• **TASK INSTRUCTIONS**:
Revise the stretch of the lupus post from "Well, it’s been" through "of our blessings." so that "discomfort" takes the place of "pain".

Well, it’s been a little more than a month and a half since I first received my diagnosis of SLE Lupus. With the way that I had been feeling physically prior to my diagnosis and any kind of treatment, I never would have thought that I could feel as good as I do now. Granted, I am still taking Prednisone mixed with Hydroxychloroquine so it could be that it is a temporary relief, but time will tell. I am hoping that my Hydroxychloroquine will have kicked in well before I am completely off the Prednisone. All I can say is that what ever it is, it is working right now. I can walk with no pain, I can grasp and hold things with no pain. What a nice way to be. Definitely something to be thankful for this month of November when we are remembering all of our blessings.

• **SUPPLIED INFORMATION**:
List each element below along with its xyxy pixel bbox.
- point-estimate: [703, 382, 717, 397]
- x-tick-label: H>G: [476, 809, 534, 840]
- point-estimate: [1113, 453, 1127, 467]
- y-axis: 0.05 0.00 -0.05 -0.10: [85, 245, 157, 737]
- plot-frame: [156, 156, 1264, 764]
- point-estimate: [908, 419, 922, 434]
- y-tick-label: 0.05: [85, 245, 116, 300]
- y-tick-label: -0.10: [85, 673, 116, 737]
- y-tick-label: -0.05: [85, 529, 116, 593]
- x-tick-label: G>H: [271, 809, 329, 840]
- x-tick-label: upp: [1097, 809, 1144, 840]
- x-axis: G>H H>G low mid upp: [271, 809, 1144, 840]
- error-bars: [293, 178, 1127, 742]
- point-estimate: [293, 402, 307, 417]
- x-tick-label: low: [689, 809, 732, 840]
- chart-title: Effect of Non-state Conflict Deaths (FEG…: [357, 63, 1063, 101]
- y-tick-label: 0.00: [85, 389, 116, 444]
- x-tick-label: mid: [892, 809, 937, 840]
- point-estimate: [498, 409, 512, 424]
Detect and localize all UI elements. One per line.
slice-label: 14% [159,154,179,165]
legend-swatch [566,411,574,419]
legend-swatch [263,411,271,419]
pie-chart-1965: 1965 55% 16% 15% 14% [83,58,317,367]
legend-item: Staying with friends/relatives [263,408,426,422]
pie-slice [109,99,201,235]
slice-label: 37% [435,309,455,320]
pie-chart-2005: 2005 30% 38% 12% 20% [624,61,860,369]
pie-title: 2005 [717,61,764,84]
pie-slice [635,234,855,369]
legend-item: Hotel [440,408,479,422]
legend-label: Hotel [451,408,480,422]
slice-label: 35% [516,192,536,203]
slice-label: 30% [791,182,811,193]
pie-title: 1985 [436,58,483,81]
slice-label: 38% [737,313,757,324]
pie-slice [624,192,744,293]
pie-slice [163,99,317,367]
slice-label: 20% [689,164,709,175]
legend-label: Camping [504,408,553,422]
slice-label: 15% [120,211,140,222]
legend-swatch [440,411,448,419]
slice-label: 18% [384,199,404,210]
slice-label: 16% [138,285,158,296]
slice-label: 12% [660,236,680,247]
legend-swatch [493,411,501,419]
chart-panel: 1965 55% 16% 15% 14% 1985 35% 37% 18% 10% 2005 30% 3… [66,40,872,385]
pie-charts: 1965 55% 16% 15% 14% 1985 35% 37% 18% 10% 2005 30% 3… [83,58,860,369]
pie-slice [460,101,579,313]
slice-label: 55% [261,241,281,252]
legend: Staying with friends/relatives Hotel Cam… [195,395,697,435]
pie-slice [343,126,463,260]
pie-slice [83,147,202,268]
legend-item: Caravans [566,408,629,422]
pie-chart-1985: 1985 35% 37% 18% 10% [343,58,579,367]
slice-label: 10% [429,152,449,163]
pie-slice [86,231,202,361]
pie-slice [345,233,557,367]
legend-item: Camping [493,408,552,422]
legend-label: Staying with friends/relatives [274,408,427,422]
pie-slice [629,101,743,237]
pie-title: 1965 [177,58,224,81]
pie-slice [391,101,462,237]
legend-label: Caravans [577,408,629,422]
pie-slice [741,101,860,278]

• **EXERCISE RESPONSE**:
Well, it’s been a little more than a month and a half since I first received my diagnosis of SLE Lupus. With the way that I had been feeling physically prior to my diagnosis and any kind of treatment, I never would have thought that I could feel as good as I do now. Granted, I am still taking Prednisone mixed with Hydroxychloroquine so it could be that it is a temporary relief, but time will tell. I am hoping that my Hydroxychloroquine will have kicked in well before I am completely off the Prednisone. All I can say is that what ever it is, it is working right now. I can walk with no discomfort, I can grasp and hold things with no discomfort. What a nice way to be. Definitely something to be thankful for this month of November when we are remembering all of our blessings.